(Data provided):

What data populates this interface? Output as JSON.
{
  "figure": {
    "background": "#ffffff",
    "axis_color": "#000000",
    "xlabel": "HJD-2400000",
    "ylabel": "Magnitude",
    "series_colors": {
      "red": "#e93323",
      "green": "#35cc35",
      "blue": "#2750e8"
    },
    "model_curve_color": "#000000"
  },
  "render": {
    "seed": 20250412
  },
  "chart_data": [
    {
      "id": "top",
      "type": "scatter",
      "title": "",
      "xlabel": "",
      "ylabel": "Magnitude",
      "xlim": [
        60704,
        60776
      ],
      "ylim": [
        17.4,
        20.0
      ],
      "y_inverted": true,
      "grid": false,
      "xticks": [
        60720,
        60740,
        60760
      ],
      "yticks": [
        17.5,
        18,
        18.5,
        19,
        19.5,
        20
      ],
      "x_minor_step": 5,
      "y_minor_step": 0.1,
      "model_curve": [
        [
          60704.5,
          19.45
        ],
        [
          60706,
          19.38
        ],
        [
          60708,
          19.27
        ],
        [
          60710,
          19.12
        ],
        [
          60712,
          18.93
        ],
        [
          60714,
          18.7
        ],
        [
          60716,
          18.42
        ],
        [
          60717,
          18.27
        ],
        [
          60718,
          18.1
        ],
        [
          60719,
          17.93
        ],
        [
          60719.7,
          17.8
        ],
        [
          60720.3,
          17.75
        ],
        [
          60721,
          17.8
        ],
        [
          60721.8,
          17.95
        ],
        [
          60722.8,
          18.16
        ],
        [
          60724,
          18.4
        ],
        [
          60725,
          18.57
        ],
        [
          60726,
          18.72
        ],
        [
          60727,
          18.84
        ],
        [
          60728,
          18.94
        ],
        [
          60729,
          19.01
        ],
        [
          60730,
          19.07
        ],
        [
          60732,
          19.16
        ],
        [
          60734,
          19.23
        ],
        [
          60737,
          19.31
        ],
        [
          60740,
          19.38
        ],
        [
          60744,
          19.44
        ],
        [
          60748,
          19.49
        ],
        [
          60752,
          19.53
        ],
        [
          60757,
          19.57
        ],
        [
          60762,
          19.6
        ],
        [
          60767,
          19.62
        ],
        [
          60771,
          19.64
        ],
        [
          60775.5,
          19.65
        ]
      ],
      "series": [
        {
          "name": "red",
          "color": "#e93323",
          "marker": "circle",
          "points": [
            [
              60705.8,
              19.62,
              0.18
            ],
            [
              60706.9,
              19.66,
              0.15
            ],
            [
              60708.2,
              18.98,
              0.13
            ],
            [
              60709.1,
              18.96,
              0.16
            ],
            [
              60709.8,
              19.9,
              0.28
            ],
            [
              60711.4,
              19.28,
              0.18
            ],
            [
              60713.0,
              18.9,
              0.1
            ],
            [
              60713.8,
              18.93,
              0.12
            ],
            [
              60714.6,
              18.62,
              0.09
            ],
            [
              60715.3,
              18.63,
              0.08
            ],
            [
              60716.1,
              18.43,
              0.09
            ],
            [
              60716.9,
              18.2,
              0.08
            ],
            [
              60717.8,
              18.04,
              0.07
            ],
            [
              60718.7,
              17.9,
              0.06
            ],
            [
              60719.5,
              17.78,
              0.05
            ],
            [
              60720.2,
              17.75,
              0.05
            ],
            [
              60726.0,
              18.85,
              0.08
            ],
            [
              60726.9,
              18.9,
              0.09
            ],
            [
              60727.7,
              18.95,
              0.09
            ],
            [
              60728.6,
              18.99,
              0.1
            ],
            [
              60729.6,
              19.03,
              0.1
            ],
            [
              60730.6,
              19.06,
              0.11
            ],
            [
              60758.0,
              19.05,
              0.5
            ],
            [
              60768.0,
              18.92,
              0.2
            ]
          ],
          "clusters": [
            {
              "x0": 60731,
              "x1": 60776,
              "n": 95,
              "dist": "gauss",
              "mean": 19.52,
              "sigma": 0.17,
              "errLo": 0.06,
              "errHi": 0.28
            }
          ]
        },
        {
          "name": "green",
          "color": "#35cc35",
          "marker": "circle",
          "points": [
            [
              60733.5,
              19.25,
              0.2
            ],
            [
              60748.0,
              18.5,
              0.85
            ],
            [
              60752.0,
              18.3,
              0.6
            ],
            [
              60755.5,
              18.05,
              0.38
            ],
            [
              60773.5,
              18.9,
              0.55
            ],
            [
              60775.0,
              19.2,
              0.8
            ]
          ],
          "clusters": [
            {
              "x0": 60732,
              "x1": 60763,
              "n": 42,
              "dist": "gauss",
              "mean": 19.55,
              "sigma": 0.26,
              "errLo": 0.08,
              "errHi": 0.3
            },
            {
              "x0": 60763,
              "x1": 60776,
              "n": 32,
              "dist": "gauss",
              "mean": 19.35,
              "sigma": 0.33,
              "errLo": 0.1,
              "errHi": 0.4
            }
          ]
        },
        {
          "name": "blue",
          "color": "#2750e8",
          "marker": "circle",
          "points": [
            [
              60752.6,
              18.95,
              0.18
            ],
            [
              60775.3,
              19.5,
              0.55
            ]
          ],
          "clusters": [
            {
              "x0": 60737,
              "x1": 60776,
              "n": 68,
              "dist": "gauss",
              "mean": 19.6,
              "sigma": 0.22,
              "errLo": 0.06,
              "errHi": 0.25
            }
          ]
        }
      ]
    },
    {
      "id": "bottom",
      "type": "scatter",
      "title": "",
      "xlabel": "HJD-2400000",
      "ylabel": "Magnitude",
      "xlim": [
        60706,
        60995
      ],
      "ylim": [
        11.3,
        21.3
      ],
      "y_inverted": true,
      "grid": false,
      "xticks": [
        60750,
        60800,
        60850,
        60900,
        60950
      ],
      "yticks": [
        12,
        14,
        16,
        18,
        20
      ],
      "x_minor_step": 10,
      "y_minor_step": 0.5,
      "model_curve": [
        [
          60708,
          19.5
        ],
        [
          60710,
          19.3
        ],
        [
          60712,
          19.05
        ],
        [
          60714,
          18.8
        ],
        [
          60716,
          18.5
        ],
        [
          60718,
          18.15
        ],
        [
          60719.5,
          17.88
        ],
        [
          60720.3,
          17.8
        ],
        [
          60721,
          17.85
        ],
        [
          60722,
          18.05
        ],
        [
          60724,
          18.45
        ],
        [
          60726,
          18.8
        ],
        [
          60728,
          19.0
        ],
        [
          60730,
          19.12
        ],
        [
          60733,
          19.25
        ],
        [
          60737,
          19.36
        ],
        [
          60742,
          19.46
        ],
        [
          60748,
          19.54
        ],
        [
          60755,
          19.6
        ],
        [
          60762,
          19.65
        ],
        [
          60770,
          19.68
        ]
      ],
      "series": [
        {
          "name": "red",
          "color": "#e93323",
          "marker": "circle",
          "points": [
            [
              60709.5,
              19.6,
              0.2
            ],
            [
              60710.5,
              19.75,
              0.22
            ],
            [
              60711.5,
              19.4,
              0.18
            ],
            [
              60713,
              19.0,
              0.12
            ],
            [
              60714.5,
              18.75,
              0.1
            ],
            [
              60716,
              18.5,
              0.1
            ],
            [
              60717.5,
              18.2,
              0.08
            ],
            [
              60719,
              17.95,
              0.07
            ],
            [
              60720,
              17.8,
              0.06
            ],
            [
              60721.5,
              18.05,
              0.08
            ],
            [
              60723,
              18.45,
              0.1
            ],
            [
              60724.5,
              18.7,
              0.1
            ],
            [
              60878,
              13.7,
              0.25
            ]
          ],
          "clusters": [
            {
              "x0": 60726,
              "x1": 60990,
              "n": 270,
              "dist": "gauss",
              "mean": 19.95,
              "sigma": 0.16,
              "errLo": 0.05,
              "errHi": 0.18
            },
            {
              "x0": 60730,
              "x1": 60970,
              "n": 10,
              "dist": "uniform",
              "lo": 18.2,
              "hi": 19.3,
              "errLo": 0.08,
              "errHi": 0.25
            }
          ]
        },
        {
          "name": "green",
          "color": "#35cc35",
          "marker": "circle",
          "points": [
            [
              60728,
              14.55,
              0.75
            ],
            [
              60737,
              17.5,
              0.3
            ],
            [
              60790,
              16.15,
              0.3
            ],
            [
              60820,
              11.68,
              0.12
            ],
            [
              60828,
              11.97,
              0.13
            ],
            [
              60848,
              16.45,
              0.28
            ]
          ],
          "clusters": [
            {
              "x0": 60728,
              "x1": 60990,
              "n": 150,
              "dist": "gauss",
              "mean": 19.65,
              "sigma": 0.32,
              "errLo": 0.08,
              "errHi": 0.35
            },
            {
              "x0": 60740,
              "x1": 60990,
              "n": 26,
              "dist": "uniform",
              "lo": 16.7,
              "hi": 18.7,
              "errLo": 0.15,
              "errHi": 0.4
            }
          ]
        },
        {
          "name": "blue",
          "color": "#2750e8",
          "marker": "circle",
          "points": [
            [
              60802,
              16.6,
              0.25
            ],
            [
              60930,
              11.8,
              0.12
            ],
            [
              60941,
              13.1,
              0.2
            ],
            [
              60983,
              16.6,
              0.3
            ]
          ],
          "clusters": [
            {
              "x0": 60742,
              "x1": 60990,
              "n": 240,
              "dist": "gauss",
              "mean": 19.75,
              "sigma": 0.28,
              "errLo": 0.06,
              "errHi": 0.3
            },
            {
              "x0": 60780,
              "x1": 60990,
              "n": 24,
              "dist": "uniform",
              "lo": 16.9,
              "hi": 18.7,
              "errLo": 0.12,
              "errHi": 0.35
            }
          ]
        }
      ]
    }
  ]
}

(What is expected):
Find the word "mean" in the data and copy out each line where it turns up.

(Task answer):
              "mean": 19.52,
              "mean": 19.55,
              "mean": 19.35,
              "mean": 19.6,
              "mean": 19.95,
              "mean": 19.65,
              "mean": 19.75,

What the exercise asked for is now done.